● **GIVEN INSTRUCTION**
Each record below should be repeated precisely as written.

● **SUPPLIED MATERIAL**
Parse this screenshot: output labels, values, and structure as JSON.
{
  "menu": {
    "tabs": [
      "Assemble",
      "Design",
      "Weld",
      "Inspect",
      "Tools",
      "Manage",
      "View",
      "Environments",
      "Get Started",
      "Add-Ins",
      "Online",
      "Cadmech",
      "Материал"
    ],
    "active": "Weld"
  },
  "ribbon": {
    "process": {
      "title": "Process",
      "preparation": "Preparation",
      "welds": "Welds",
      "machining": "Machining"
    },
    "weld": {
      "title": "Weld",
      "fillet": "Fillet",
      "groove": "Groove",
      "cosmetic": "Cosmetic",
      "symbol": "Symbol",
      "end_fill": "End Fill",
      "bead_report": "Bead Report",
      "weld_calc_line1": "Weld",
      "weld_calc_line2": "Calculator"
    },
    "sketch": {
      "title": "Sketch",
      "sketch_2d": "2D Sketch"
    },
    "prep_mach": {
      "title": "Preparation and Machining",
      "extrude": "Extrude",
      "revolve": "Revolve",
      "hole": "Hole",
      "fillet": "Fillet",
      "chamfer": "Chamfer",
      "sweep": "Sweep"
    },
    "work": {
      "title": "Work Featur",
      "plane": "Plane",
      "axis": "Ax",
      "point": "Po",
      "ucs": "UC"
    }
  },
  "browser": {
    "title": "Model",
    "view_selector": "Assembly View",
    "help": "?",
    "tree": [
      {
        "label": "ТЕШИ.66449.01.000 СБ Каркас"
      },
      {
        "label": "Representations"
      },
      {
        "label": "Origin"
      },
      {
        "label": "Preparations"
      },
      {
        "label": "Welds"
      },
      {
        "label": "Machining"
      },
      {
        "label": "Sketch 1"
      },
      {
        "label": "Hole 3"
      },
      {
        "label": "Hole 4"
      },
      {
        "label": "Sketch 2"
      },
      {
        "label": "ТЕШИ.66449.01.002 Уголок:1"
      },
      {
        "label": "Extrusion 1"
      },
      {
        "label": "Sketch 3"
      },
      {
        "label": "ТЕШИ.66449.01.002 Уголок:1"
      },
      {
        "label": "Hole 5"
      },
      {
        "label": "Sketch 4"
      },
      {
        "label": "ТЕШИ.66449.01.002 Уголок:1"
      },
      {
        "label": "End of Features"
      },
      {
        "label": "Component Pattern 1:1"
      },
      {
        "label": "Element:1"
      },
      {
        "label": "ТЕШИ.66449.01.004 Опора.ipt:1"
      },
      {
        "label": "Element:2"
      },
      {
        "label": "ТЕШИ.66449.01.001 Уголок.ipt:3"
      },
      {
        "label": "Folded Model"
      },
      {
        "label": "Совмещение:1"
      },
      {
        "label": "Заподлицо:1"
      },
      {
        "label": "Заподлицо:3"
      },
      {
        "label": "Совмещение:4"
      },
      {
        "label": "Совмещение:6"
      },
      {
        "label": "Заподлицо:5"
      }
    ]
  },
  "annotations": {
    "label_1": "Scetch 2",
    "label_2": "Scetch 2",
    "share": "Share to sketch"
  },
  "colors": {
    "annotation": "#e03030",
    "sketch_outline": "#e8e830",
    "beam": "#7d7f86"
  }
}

● **EXERCISE SOLUTION**
Parse this screenshot: output labels, values, and structure as JSON.
{
  "menu": {
    "tabs": [
      "Assemble",
      "Design",
      "Weld",
      "Inspect",
      "Tools",
      "Manage",
      "View",
      "Environments",
      "Get Started",
      "Add-Ins",
      "Online",
      "Cadmech",
      "Материал"
    ],
    "active": "Weld"
  },
  "ribbon": {
    "process": {
      "title": "Process",
      "preparation": "Preparation",
      "welds": "Welds",
      "machining": "Machining"
    },
    "weld": {
      "title": "Weld",
      "fillet": "Fillet",
      "groove": "Groove",
      "cosmetic": "Cosmetic",
      "symbol": "Symbol",
      "end_fill": "End Fill",
      "bead_report": "Bead Report",
      "weld_calc_line1": "Weld",
      "weld_calc_line2": "Calculator"
    },
    "sketch": {
      "title": "Sketch",
      "sketch_2d": "2D Sketch"
    },
    "prep_mach": {
      "title": "Preparation and Machining",
      "extrude": "Extrude",
      "revolve": "Revolve",
      "hole": "Hole",
      "fillet": "Fillet",
      "chamfer": "Chamfer",
      "sweep": "Sweep"
    },
    "work": {
      "title": "Work Featur",
      "plane": "Plane",
      "axis": "Ax",
      "point": "Po",
      "ucs": "UC"
    }
  },
  "browser": {
    "title": "Model",
    "view_selector": "Assembly View",
    "help": "?",
    "tree": [
      {
        "label": "ТЕШИ.66449.01.000 СБ Каркас"
      },
      {
        "label": "Representations"
      },
      {
        "label": "Origin"
      },
      {
        "label": "Preparations"
      },
      {
        "label": "Welds"
      },
      {
        "label": "Machining"
      },
      {
        "label": "Sketch 1"
      },
      {
        "label": "Hole 3"
      },
      {
        "label": "Hole 4"
      },
      {
        "label": "Sketch 2"
      },
      {
        "label": "ТЕШИ.66449.01.002 Уголок:1"
      },
      {
        "label": "Extrusion 1"
      },
      {
        "label": "Sketch 3"
      },
      {
        "label": "ТЕШИ.66449.01.002 Уголок:1"
      },
      {
        "label": "Hole 5"
      },
      {
        "label": "Sketch 4"
      },
      {
        "label": "ТЕШИ.66449.01.002 Уголок:1"
      },
      {
        "label": "End of Features"
      },
      {
        "label": "Component Pattern 1:1"
      },
      {
        "label": "Element:1"
      },
      {
        "label": "ТЕШИ.66449.01.004 Опора.ipt:1"
      },
      {
        "label": "Element:2"
      },
      {
        "label": "ТЕШИ.66449.01.001 Уголок.ipt:3"
      },
      {
        "label": "Folded Model"
      },
      {
        "label": "Совмещение:1"
      },
      {
        "label": "Заподлицо:1"
      },
      {
        "label": "Заподлицо:3"
      },
      {
        "label": "Совмещение:4"
      },
      {
        "label": "Совмещение:6"
      },
      {
        "label": "Заподлицо:5"
      }
    ]
  },
  "annotations": {
    "label_1": "Scetch 2",
    "label_2": "Scetch 2",
    "share": "Share to sketch"
  },
  "colors": {
    "annotation": "#e03030",
    "sketch_outline": "#e8e830",
    "beam": "#7d7f86"
  }
}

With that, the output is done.